Do Neutrons in Stable Helium-4 Undergo Continuous Transformation?

[Rade]

I have a question about current experimental findings on the status of the neutron N while contained within nuclear radius of a stable atom, say Helium-4.

It is well known that the N will undergo beta(-) decay when it is free from a nucleus (takes ~ 14 minutes). But...

My question is--do the two N in stable Helium-4 maintain a stable identity with no beta (-) decay or, do they exist as a continuous back-forth transformation of N <----> P mediated by mesons ?

Thanks for any help. If you can point me to a peered reviewed citation where this question has been addressed that would be appreciated.
■ ■ ■ ■
▸ **REQUIRED TASK 1**: In the entries, from the start through the line holding "zoom-app-icon[interactable]: Z xyxy=(352,734,386,762)", both ends included, swap "participant-row" for "attendee-row" and leave everything else the same. Give back only those lines.
The forum thread above has nothing to do with the entries that come next.

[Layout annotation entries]
■ ■ ■ ■
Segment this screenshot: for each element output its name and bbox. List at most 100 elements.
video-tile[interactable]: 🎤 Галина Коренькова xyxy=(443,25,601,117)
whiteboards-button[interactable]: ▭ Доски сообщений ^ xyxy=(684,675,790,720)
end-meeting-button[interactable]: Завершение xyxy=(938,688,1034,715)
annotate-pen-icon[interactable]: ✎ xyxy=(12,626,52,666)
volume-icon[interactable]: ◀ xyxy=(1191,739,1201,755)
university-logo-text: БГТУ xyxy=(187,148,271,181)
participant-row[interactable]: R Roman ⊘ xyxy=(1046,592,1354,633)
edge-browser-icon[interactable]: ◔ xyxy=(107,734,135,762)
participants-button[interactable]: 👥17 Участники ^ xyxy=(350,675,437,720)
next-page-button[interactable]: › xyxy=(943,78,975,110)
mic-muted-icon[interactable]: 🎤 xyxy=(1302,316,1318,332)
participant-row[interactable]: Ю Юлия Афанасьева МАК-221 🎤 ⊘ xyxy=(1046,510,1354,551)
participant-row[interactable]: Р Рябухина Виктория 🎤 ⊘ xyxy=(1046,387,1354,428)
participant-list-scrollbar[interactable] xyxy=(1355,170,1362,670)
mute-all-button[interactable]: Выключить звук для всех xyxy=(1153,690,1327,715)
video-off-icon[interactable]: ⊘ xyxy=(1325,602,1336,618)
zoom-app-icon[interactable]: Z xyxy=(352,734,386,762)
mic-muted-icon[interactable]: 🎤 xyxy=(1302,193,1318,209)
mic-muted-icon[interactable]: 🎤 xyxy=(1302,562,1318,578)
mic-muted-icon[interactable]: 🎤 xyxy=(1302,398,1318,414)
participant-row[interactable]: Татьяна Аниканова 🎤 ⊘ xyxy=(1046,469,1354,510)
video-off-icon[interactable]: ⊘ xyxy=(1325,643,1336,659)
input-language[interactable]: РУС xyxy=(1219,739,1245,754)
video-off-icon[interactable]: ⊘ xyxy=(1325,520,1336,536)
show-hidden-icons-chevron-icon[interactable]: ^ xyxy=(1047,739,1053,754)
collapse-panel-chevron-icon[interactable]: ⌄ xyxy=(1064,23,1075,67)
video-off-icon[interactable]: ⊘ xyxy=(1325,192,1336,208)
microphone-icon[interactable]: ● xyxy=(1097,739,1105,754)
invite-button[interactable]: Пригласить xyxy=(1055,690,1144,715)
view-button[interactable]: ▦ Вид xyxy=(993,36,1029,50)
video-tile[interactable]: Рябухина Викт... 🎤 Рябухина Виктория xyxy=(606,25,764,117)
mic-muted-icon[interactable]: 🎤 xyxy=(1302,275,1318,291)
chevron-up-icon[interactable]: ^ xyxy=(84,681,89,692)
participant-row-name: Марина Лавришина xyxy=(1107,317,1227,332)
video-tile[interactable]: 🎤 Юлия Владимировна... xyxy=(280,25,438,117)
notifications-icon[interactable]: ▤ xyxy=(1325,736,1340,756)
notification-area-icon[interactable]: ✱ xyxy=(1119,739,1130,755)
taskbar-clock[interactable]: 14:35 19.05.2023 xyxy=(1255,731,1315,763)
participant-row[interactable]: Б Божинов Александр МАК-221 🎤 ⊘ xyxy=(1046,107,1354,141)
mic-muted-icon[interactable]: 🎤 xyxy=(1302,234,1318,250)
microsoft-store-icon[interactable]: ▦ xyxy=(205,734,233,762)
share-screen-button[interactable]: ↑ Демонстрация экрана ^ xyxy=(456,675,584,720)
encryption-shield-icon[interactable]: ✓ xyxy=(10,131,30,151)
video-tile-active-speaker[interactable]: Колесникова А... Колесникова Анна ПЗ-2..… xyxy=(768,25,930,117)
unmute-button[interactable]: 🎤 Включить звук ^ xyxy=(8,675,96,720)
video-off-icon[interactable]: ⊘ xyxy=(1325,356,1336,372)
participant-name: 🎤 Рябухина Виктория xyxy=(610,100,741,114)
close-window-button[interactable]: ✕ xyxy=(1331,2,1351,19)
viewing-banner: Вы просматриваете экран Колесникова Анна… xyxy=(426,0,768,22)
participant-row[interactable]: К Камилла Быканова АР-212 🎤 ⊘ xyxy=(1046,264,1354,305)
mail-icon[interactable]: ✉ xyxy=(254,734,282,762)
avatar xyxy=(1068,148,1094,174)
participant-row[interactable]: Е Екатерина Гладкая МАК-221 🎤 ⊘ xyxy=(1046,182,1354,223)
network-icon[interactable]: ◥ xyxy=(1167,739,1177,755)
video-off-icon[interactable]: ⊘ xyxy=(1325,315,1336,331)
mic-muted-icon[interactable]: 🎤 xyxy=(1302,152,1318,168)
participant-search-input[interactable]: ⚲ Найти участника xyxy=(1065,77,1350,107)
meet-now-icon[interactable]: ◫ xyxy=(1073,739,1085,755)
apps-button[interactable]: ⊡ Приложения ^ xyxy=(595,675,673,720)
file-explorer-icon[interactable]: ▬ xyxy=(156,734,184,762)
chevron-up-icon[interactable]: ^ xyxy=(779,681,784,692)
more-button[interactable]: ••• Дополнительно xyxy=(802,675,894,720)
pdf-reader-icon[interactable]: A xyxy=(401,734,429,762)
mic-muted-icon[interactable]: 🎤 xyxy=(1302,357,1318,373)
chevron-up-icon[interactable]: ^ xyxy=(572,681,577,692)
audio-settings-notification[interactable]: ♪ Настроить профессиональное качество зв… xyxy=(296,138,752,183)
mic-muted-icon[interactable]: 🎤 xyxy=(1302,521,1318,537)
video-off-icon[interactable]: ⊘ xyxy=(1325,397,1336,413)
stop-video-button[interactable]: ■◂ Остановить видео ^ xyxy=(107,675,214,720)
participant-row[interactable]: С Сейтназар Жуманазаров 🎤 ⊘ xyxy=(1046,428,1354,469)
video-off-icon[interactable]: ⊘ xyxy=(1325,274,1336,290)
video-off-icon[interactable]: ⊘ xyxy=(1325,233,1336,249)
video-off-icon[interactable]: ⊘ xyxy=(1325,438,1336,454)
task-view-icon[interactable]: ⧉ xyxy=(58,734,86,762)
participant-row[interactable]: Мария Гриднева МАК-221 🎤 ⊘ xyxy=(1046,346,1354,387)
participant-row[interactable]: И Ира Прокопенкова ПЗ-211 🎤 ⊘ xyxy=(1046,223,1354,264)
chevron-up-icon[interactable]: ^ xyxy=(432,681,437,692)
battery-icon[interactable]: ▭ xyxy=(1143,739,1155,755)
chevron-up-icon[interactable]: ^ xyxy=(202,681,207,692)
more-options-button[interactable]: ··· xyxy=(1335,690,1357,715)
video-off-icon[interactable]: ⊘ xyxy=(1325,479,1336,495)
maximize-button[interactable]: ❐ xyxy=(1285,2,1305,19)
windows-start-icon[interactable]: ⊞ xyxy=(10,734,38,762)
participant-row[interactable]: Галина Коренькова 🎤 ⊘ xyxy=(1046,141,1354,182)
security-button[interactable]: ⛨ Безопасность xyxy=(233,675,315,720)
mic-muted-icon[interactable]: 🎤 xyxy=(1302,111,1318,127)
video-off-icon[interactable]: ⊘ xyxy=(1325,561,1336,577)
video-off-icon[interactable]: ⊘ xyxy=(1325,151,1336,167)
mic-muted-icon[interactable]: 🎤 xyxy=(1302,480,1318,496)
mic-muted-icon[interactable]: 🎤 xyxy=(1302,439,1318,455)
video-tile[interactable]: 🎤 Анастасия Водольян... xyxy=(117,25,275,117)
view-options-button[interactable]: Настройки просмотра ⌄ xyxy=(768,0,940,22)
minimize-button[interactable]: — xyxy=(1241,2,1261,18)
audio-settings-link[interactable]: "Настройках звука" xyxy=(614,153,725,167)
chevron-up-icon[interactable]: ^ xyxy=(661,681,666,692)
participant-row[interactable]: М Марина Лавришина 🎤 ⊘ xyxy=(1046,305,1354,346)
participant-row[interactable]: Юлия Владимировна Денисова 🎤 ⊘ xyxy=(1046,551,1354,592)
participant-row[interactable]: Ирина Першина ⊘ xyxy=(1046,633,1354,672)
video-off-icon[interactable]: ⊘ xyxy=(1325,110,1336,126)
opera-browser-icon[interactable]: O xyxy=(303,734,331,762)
■ ■ ■ ■
▸ **REQUIRED TASK 2**: Continue the forum thread about neutrons in helium-4 from the point where it stops.

▸ **EXERCISE RESPONSE 1**:
Segment this screenshot: for each element output its name and bbox. List at most 100 elements.
video-tile[interactable]: 🎤 Галина Коренькова xyxy=(443,25,601,117)
whiteboards-button[interactable]: ▭ Доски сообщений ^ xyxy=(684,675,790,720)
end-meeting-button[interactable]: Завершение xyxy=(938,688,1034,715)
annotate-pen-icon[interactable]: ✎ xyxy=(12,626,52,666)
volume-icon[interactable]: ◀ xyxy=(1191,739,1201,755)
university-logo-text: БГТУ xyxy=(187,148,271,181)
attendee-row[interactable]: R Roman ⊘ xyxy=(1046,592,1354,633)
edge-browser-icon[interactable]: ◔ xyxy=(107,734,135,762)
participants-button[interactable]: 👥17 Участники ^ xyxy=(350,675,437,720)
next-page-button[interactable]: › xyxy=(943,78,975,110)
mic-muted-icon[interactable]: 🎤 xyxy=(1302,316,1318,332)
attendee-row[interactable]: Ю Юлия Афанасьева МАК-221 🎤 ⊘ xyxy=(1046,510,1354,551)
attendee-row[interactable]: Р Рябухина Виктория 🎤 ⊘ xyxy=(1046,387,1354,428)
participant-list-scrollbar[interactable] xyxy=(1355,170,1362,670)
mute-all-button[interactable]: Выключить звук для всех xyxy=(1153,690,1327,715)
video-off-icon[interactable]: ⊘ xyxy=(1325,602,1336,618)
zoom-app-icon[interactable]: Z xyxy=(352,734,386,762)

▸ **EXERCISE RESPONSE 2**:
[mormonator_rm]

I would say that virtual pion exchange may account for that. Virtual pi- emission from a neutron would allow the neutron to become a proton, and the absorbing proton could become a neutron, with both of the nucleons remaining in the same spin state, and thus not changing their status with respect to the Pauli exclusion principle. This mechanism would result in the same long-range attractive force experienced by nucleons when pi0 exchange occurs.

Anyone else have a comment or correction?

 

[Meir Achuz]

My question is--do the two N in stable Helium-4 maintain a stable identity with no beta (-) decay or, do they exist as a continuous back-forth transformation of N <----> P mediated by mesons ?

A neutron in Helium cannot beta decay because any (pppn) state has higher mass than He4.
The two n and two p in He are in an isospin eigenstate (I=0).
As an easier example in the deuteron, \psi=(pn+np )/sqrt{2}.
Thus particle 1 is a mixture of p and n. This need not (although it happens to be) be mediated by pions. It is not "a continuous back-forth transformation of N <----> P".

 

[Rade]

A neutron in Helium cannot beta decay because any (pppn) state has higher mass than He4.
The two n and two p in He are in an isospin eigenstate (I=0).
As an easier example in the deuteron, \psi=(pn+np )/sqrt{2}.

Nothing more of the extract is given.